> PROBLEM
Write every record out again exactly as given.

> Figure content listings
______

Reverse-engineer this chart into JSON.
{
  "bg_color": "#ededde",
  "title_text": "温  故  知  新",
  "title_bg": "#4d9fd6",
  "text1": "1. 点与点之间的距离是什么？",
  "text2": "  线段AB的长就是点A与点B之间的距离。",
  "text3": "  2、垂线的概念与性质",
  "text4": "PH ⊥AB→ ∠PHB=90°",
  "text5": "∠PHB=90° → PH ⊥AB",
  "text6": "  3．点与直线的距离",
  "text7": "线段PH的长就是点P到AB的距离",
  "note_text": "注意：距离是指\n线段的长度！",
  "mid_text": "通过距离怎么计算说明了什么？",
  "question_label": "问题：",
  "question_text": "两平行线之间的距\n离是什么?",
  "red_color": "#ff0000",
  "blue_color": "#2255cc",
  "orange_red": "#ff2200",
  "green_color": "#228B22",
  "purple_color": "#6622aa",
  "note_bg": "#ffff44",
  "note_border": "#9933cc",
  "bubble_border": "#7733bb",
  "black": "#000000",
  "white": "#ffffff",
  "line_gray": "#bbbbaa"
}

______

> RESULT OF THIS EXERCISE
Reverse-engineer this chart into JSON.
{
  "bg_color": "#ededde",
  "title_text": "温  故  知  新",
  "title_bg": "#4d9fd6",
  "text1": "1. 点与点之间的距离是什么？",
  "text2": "  线段AB的长就是点A与点B之间的距离。",
  "text3": "  2、垂线的概念与性质",
  "text4": "PH ⊥AB→ ∠PHB=90°",
  "text5": "∠PHB=90° → PH ⊥AB",
  "text6": "  3．点与直线的距离",
  "text7": "线段PH的长就是点P到AB的距离",
  "note_text": "注意：距离是指\n线段的长度！",
  "mid_text": "通过距离怎么计算说明了什么？",
  "question_label": "问题：",
  "question_text": "两平行线之间的距\n离是什么?",
  "red_color": "#ff0000",
  "blue_color": "#2255cc",
  "orange_red": "#ff2200",
  "green_color": "#228B22",
  "purple_color": "#6622aa",
  "note_bg": "#ffff44",
  "note_border": "#9933cc",
  "bubble_border": "#7733bb",
  "black": "#000000",
  "white": "#ffffff",
  "line_gray": "#bbbbaa"
}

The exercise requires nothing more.